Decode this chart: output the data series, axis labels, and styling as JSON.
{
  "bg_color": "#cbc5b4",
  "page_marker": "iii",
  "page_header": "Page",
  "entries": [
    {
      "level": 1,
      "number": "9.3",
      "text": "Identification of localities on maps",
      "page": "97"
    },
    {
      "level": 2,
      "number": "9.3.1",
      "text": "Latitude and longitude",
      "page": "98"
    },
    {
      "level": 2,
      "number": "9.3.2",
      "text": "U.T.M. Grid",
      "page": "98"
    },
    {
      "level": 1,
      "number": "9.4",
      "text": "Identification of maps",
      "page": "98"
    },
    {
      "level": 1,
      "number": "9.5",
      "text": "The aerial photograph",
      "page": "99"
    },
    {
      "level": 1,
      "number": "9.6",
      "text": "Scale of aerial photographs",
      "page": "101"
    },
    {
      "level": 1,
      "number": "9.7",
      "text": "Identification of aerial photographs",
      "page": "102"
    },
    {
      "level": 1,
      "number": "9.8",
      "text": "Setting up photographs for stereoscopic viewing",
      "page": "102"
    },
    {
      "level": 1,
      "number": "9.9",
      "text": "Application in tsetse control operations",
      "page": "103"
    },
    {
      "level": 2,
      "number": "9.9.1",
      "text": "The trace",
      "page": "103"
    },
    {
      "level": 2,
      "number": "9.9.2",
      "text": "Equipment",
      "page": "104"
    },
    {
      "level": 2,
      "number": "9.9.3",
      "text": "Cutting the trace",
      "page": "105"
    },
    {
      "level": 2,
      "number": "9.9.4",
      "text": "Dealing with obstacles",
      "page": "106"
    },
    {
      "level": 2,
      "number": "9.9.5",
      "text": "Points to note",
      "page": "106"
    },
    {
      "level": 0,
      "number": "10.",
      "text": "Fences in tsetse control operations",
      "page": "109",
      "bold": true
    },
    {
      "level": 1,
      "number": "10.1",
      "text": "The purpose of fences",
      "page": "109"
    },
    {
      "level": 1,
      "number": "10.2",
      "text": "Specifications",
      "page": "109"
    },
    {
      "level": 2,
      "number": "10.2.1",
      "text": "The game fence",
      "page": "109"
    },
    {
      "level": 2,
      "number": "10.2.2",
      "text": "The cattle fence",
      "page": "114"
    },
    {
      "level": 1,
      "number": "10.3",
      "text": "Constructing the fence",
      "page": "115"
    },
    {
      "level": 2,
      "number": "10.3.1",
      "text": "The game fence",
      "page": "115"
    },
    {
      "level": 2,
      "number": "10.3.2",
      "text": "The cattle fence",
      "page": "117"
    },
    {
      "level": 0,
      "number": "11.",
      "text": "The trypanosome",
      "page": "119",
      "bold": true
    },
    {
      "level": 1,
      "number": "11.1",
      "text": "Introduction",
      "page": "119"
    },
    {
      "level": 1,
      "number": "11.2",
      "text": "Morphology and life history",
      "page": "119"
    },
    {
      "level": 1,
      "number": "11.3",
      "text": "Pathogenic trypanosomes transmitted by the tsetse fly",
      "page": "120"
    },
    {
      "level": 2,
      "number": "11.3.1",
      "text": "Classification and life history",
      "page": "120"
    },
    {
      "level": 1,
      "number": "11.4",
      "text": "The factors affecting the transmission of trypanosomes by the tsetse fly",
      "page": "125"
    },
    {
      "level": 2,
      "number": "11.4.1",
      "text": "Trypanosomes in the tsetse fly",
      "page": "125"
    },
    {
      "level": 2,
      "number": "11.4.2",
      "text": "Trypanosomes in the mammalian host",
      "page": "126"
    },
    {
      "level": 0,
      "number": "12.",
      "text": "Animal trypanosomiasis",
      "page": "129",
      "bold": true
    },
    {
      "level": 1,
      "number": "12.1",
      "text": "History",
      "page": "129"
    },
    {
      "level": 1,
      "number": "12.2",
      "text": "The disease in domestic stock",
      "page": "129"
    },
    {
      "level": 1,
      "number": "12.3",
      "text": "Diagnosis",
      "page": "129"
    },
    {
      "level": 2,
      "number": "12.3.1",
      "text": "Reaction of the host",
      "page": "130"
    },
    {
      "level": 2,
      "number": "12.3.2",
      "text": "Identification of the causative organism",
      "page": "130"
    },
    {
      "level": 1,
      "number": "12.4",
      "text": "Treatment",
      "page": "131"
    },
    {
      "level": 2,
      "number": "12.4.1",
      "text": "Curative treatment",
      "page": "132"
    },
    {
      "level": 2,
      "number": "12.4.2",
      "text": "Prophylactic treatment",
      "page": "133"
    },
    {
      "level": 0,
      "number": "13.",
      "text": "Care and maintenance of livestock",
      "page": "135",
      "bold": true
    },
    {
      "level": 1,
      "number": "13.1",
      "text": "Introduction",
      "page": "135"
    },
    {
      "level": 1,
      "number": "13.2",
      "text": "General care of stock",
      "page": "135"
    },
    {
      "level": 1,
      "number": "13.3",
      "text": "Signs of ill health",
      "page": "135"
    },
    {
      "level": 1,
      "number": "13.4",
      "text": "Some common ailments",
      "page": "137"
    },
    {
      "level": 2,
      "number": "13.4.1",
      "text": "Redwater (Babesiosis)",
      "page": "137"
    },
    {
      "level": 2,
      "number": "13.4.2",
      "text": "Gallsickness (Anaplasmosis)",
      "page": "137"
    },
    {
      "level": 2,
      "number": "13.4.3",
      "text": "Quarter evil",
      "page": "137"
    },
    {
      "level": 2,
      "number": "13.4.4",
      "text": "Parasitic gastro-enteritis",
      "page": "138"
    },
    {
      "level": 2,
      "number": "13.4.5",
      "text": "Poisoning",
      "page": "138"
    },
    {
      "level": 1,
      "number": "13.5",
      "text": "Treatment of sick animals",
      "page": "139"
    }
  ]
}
________________
Write out all the material exactly.

**Answer to this exercise**
Decode this chart: output the data series, axis labels, and styling as JSON.
{
  "bg_color": "#cbc5b4",
  "page_marker": "iii",
  "page_header": "Page",
  "entries": [
    {
      "level": 1,
      "number": "9.3",
      "text": "Identification of localities on maps",
      "page": "97"
    },
    {
      "level": 2,
      "number": "9.3.1",
      "text": "Latitude and longitude",
      "page": "98"
    },
    {
      "level": 2,
      "number": "9.3.2",
      "text": "U.T.M. Grid",
      "page": "98"
    },
    {
      "level": 1,
      "number": "9.4",
      "text": "Identification of maps",
      "page": "98"
    },
    {
      "level": 1,
      "number": "9.5",
      "text": "The aerial photograph",
      "page": "99"
    },
    {
      "level": 1,
      "number": "9.6",
      "text": "Scale of aerial photographs",
      "page": "101"
    },
    {
      "level": 1,
      "number": "9.7",
      "text": "Identification of aerial photographs",
      "page": "102"
    },
    {
      "level": 1,
      "number": "9.8",
      "text": "Setting up photographs for stereoscopic viewing",
      "page": "102"
    },
    {
      "level": 1,
      "number": "9.9",
      "text": "Application in tsetse control operations",
      "page": "103"
    },
    {
      "level": 2,
      "number": "9.9.1",
      "text": "The trace",
      "page": "103"
    },
    {
      "level": 2,
      "number": "9.9.2",
      "text": "Equipment",
      "page": "104"
    },
    {
      "level": 2,
      "number": "9.9.3",
      "text": "Cutting the trace",
      "page": "105"
    },
    {
      "level": 2,
      "number": "9.9.4",
      "text": "Dealing with obstacles",
      "page": "106"
    },
    {
      "level": 2,
      "number": "9.9.5",
      "text": "Points to note",
      "page": "106"
    },
    {
      "level": 0,
      "number": "10.",
      "text": "Fences in tsetse control operations",
      "page": "109",
      "bold": true
    },
    {
      "level": 1,
      "number": "10.1",
      "text": "The purpose of fences",
      "page": "109"
    },
    {
      "level": 1,
      "number": "10.2",
      "text": "Specifications",
      "page": "109"
    },
    {
      "level": 2,
      "number": "10.2.1",
      "text": "The game fence",
      "page": "109"
    },
    {
      "level": 2,
      "number": "10.2.2",
      "text": "The cattle fence",
      "page": "114"
    },
    {
      "level": 1,
      "number": "10.3",
      "text": "Constructing the fence",
      "page": "115"
    },
    {
      "level": 2,
      "number": "10.3.1",
      "text": "The game fence",
      "page": "115"
    },
    {
      "level": 2,
      "number": "10.3.2",
      "text": "The cattle fence",
      "page": "117"
    },
    {
      "level": 0,
      "number": "11.",
      "text": "The trypanosome",
      "page": "119",
      "bold": true
    },
    {
      "level": 1,
      "number": "11.1",
      "text": "Introduction",
      "page": "119"
    },
    {
      "level": 1,
      "number": "11.2",
      "text": "Morphology and life history",
      "page": "119"
    },
    {
      "level": 1,
      "number": "11.3",
      "text": "Pathogenic trypanosomes transmitted by the tsetse fly",
      "page": "120"
    },
    {
      "level": 2,
      "number": "11.3.1",
      "text": "Classification and life history",
      "page": "120"
    },
    {
      "level": 1,
      "number": "11.4",
      "text": "The factors affecting the transmission of trypanosomes by the tsetse fly",
      "page": "125"
    },
    {
      "level": 2,
      "number": "11.4.1",
      "text": "Trypanosomes in the tsetse fly",
      "page": "125"
    },
    {
      "level": 2,
      "number": "11.4.2",
      "text": "Trypanosomes in the mammalian host",
      "page": "126"
    },
    {
      "level": 0,
      "number": "12.",
      "text": "Animal trypanosomiasis",
      "page": "129",
      "bold": true
    },
    {
      "level": 1,
      "number": "12.1",
      "text": "History",
      "page": "129"
    },
    {
      "level": 1,
      "number": "12.2",
      "text": "The disease in domestic stock",
      "page": "129"
    },
    {
      "level": 1,
      "number": "12.3",
      "text": "Diagnosis",
      "page": "129"
    },
    {
      "level": 2,
      "number": "12.3.1",
      "text": "Reaction of the host",
      "page": "130"
    },
    {
      "level": 2,
      "number": "12.3.2",
      "text": "Identification of the causative organism",
      "page": "130"
    },
    {
      "level": 1,
      "number": "12.4",
      "text": "Treatment",
      "page": "131"
    },
    {
      "level": 2,
      "number": "12.4.1",
      "text": "Curative treatment",
      "page": "132"
    },
    {
      "level": 2,
      "number": "12.4.2",
      "text": "Prophylactic treatment",
      "page": "133"
    },
    {
      "level": 0,
      "number": "13.",
      "text": "Care and maintenance of livestock",
      "page": "135",
      "bold": true
    },
    {
      "level": 1,
      "number": "13.1",
      "text": "Introduction",
      "page": "135"
    },
    {
      "level": 1,
      "number": "13.2",
      "text": "General care of stock",
      "page": "135"
    },
    {
      "level": 1,
      "number": "13.3",
      "text": "Signs of ill health",
      "page": "135"
    },
    {
      "level": 1,
      "number": "13.4",
      "text": "Some common ailments",
      "page": "137"
    },
    {
      "level": 2,
      "number": "13.4.1",
      "text": "Redwater (Babesiosis)",
      "page": "137"
    },
    {
      "level": 2,
      "number": "13.4.2",
      "text": "Gallsickness (Anaplasmosis)",
      "page": "137"
    },
    {
      "level": 2,
      "number": "13.4.3",
      "text": "Quarter evil",
      "page": "137"
    },
    {
      "level": 2,
      "number": "13.4.4",
      "text": "Parasitic gastro-enteritis",
      "page": "138"
    },
    {
      "level": 2,
      "number": "13.4.5",
      "text": "Poisoning",
      "page": "138"
    },
    {
      "level": 1,
      "number": "13.5",
      "text": "Treatment of sick animals",
      "page": "139"
    }
  ]
}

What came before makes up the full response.